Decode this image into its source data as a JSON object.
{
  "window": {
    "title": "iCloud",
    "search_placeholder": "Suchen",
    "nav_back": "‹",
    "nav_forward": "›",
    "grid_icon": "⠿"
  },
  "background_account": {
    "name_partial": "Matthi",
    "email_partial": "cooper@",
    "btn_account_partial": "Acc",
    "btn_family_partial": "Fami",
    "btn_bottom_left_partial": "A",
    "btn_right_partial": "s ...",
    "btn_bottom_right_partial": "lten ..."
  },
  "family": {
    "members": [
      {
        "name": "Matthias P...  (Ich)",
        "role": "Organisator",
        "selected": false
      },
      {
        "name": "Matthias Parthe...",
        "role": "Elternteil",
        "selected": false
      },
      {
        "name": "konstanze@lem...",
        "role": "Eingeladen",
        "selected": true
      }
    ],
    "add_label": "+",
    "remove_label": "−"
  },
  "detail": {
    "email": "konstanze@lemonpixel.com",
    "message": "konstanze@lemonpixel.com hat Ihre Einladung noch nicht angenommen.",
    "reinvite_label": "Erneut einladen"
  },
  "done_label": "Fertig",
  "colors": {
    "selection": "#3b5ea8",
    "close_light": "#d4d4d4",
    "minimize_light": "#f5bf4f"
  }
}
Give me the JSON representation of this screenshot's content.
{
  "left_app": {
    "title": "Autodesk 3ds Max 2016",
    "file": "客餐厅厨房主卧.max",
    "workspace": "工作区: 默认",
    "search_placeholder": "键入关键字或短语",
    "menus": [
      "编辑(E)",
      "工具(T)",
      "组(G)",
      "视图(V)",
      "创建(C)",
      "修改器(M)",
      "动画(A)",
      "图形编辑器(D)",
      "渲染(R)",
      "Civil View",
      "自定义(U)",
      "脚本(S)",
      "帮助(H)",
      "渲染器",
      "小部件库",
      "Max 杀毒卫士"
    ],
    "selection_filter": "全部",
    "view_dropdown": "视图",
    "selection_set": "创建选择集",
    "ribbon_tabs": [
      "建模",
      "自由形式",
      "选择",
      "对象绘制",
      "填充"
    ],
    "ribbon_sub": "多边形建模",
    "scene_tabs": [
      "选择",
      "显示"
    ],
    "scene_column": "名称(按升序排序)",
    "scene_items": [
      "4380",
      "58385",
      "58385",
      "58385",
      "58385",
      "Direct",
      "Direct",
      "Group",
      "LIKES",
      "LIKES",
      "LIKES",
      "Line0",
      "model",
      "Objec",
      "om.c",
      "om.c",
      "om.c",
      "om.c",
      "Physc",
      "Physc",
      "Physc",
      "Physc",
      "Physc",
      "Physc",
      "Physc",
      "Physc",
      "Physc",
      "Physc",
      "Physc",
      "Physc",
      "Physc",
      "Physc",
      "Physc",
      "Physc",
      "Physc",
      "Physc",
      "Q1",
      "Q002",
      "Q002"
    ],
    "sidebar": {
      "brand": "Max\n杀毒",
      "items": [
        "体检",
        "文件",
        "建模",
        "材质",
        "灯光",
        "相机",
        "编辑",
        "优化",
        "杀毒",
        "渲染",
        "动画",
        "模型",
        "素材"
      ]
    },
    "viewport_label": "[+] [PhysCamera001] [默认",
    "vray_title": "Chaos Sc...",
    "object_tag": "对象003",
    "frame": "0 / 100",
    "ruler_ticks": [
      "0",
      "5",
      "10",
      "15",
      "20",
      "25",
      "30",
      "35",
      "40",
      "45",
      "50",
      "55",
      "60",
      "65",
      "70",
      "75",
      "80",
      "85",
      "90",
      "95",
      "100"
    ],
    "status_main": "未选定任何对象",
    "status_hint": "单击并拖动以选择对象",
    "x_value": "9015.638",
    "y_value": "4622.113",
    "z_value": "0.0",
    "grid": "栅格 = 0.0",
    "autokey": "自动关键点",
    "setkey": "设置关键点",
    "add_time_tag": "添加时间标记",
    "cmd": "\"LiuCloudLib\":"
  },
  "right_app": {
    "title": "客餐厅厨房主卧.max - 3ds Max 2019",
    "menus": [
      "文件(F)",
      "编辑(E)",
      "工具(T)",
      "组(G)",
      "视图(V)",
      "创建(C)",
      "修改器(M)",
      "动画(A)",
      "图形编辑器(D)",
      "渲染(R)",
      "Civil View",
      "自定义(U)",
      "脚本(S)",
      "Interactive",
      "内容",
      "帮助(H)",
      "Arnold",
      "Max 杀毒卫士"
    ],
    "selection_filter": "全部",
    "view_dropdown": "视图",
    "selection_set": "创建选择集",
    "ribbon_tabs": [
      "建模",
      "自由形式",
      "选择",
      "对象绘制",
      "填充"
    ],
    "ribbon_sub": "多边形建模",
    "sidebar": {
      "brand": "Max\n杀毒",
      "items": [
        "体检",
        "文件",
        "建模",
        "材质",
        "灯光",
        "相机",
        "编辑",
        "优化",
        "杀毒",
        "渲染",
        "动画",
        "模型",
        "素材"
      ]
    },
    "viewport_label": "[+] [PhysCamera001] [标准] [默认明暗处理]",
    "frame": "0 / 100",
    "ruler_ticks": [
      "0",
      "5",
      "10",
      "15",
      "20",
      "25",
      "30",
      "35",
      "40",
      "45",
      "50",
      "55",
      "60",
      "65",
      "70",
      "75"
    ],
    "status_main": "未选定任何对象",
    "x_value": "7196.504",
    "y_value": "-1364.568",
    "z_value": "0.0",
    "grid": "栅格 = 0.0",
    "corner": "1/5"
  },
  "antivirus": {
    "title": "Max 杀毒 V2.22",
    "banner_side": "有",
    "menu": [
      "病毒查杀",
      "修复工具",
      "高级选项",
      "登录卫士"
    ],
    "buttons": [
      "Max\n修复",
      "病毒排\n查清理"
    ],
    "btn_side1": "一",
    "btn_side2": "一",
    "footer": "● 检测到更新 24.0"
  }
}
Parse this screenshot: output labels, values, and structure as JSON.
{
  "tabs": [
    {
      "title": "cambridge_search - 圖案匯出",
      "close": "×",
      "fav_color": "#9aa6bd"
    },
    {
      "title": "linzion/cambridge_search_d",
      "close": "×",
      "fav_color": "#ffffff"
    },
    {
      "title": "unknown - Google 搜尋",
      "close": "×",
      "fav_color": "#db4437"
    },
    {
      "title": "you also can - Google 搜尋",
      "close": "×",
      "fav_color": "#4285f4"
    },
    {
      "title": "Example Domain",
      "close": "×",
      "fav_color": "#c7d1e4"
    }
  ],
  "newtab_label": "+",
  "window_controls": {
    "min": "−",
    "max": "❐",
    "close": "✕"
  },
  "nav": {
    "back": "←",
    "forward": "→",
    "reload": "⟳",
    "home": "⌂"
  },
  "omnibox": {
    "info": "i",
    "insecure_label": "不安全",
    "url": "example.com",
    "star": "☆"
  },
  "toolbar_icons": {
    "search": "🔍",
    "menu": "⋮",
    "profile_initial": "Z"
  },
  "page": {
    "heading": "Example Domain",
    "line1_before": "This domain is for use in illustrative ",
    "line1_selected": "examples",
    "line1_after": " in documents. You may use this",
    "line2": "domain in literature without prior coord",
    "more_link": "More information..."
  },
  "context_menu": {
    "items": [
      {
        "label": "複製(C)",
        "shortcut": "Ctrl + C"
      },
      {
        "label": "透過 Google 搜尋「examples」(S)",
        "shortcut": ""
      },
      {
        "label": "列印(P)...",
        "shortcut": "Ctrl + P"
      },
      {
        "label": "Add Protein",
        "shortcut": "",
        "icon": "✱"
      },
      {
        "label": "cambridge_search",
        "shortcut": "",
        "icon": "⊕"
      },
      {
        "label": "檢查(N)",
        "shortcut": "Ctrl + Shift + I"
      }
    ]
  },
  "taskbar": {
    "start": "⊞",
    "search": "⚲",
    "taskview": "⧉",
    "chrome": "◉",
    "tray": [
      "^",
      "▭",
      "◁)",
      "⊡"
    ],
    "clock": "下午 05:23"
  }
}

################

**WHAT IS EXPECTED:**
Where a line of the data above includes "客餐厅厨房主卧", copy that line.

**OUTPUT FOR THIS EXERCISE:**
    "file": "客餐厅厨房主卧.max",
    "title": "客餐厅厨房主卧.max - 3ds Max 2019",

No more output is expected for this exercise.